- **EXERCISE INSTRUCTIONS**:
Locate each line in the records containing "color". Copy it.

Figure collection entries
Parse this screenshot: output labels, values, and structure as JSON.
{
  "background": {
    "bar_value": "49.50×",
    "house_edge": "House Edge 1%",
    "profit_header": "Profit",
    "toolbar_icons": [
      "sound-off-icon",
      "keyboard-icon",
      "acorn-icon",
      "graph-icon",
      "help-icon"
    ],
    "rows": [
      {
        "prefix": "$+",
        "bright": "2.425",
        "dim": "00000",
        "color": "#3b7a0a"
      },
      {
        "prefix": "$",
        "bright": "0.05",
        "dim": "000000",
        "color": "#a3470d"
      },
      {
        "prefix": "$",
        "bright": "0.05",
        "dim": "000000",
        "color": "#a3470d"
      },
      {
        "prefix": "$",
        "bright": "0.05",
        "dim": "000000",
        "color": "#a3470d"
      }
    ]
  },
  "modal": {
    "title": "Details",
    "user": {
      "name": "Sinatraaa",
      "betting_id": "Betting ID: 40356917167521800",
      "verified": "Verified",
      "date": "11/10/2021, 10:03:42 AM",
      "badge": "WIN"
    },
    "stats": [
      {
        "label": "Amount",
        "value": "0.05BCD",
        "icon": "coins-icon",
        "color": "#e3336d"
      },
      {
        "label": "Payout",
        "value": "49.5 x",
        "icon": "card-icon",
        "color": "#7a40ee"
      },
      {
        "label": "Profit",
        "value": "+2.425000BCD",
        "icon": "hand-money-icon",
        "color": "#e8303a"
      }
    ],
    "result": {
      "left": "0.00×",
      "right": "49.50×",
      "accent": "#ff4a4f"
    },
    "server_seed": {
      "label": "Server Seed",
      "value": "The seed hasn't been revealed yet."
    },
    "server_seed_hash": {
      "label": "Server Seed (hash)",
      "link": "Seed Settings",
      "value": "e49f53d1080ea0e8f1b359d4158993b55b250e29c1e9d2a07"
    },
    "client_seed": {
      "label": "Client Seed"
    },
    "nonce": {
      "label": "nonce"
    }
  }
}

- **EXERCISE ANSWER**:
        "color": "#3b7a0a"
        "color": "#a3470d"
        "color": "#a3470d"
        "color": "#a3470d"
        "color": "#e3336d"
        "color": "#7a40ee"
        "color": "#e8303a"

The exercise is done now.